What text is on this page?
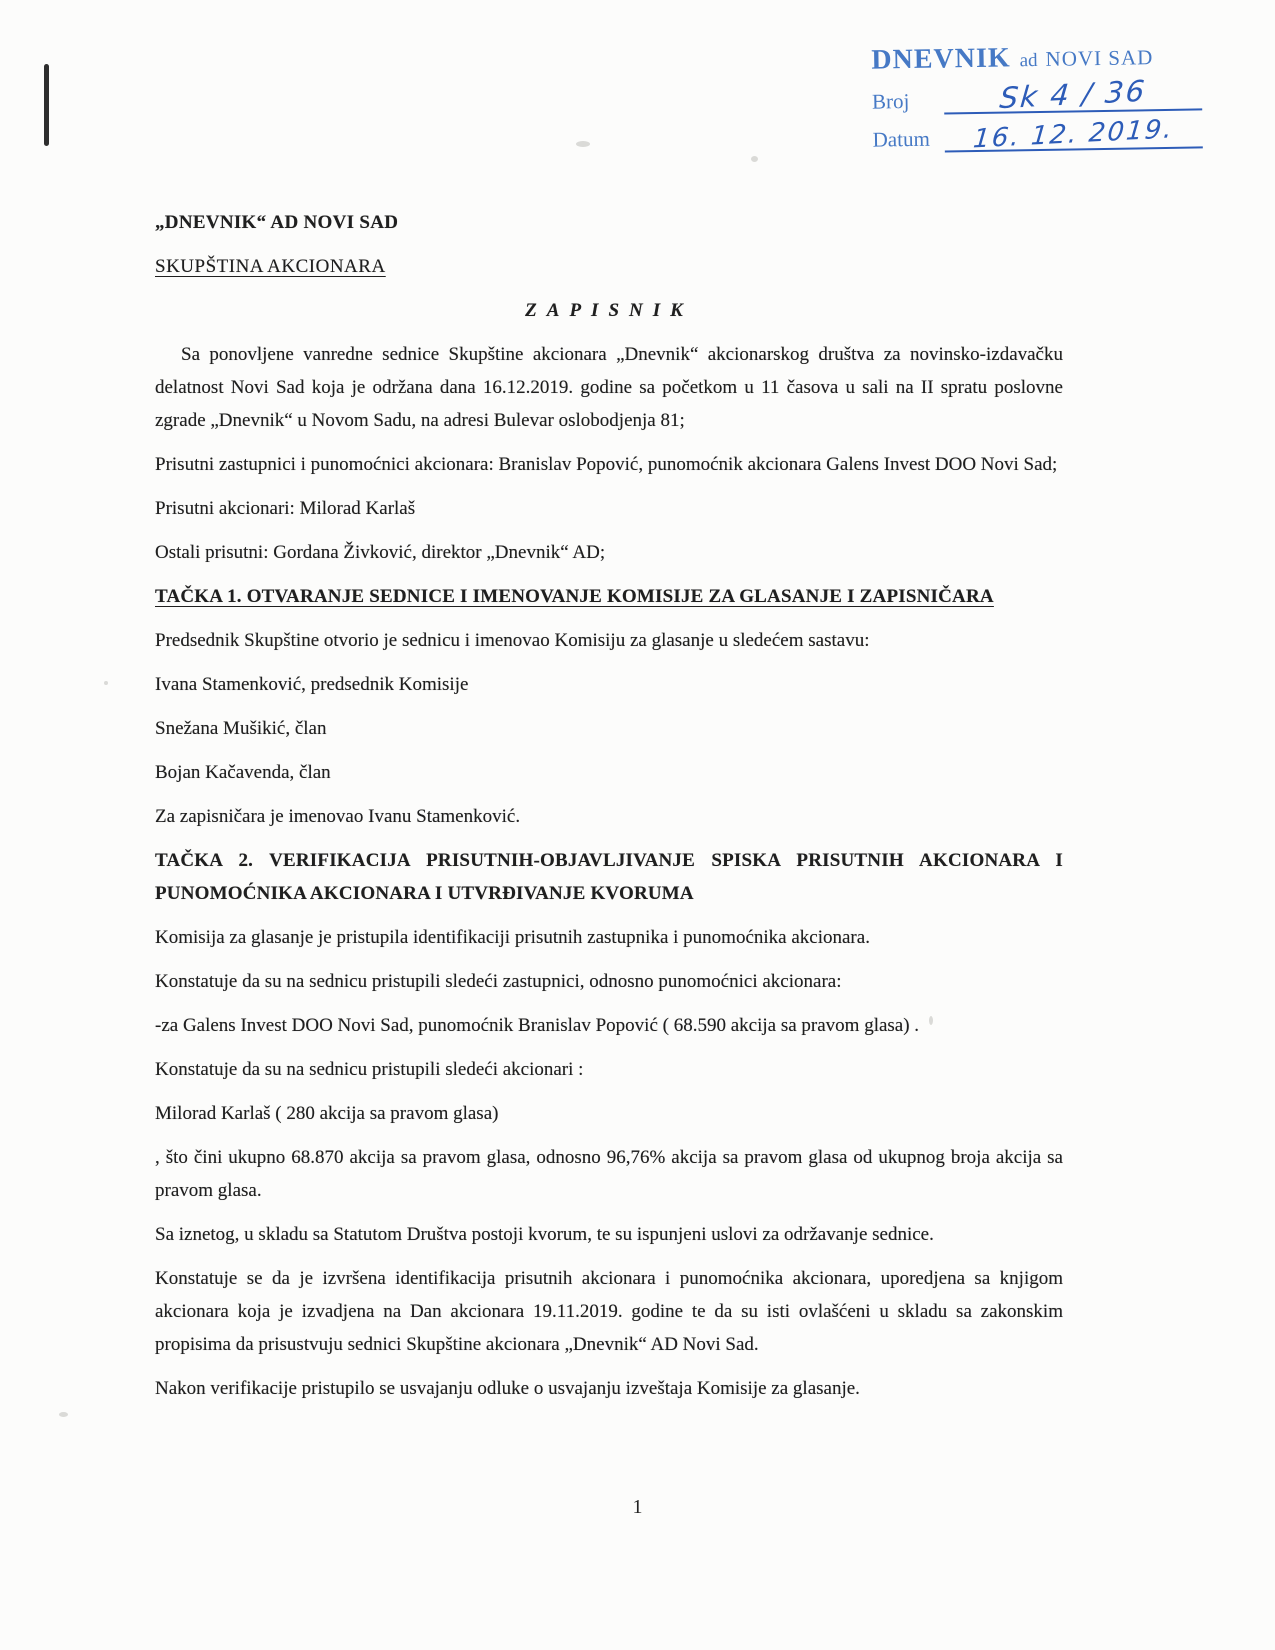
DNEVNIK ad NOVI SAD
Broj	Sk 4 / 36
Datum	16. 12. 2019.

„DNEVNIK“ AD NOVI SAD

SKUPŠTINA AKCIONARA

ZAPISNIK

Sa ponovljene vanredne sednice Skupštine akcionara „Dnevnik“ akcionarskog društva za novinsko-izdavačku delatnost Novi Sad koja je održana dana 16.12.2019. godine sa početkom u 11 časova u sali na II spratu poslovne zgrade „Dnevnik“ u Novom Sadu, na adresi Bulevar oslobodjenja 81;

Prisutni zastupnici i punomoćnici akcionara: Branislav Popović, punomoćnik akcionara Galens Invest DOO Novi Sad;

Prisutni akcionari: Milorad Karlaš

Ostali prisutni: Gordana Živković, direktor „Dnevnik“ AD;

TAČKA 1. OTVARANJE SEDNICE I IMENOVANJE KOMISIJE ZA GLASANJE I ZAPISNIČARA

Predsednik Skupštine otvorio je sednicu i imenovao Komisiju za glasanje u sledećem sastavu:

Ivana Stamenković, predsednik Komisije

Snežana Mušikić, član

Bojan Kačavenda, član

Za zapisničara je imenovao Ivanu Stamenković.

TAČKA 2. VERIFIKACIJA PRISUTNIH-OBJAVLJIVANJE SPISKA PRISUTNIH AKCIONARA I PUNOMOĆNIKA AKCIONARA I UTVRĐIVANJE KVORUMA

Komisija za glasanje je pristupila identifikaciji prisutnih zastupnika i punomoćnika akcionara.

Konstatuje da su na sednicu pristupili sledeći zastupnici, odnosno punomoćnici akcionara:

-za Galens Invest DOO Novi Sad, punomoćnik Branislav Popović ( 68.590 akcija sa pravom glasa) .

Konstatuje da su na sednicu pristupili sledeći akcionari :

Milorad Karlaš ( 280 akcija sa pravom glasa)

, što čini ukupno 68.870 akcija sa pravom glasa, odnosno 96,76% akcija sa pravom glasa od ukupnog broja akcija sa pravom glasa.

Sa iznetog, u skladu sa Statutom Društva postoji kvorum, te su ispunjeni uslovi za održavanje sednice.

Konstatuje se da je izvršena identifikacija prisutnih akcionara i punomoćnika akcionara, uporedjena sa knjigom akcionara koja je izvadjena na Dan akcionara 19.11.2019. godine te da su isti ovlašćeni u skladu sa zakonskim propisima da prisustvuju sednici Skupštine akcionara „Dnevnik“ AD Novi Sad.

Nakon verifikacije pristupilo se usvajanju odluke o usvajanju izveštaja Komisije za glasanje.

1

|---|

Prompt -> Determine the number of lines in these entries that contain the word "zastupnici", and write only that number.

Full response -> 2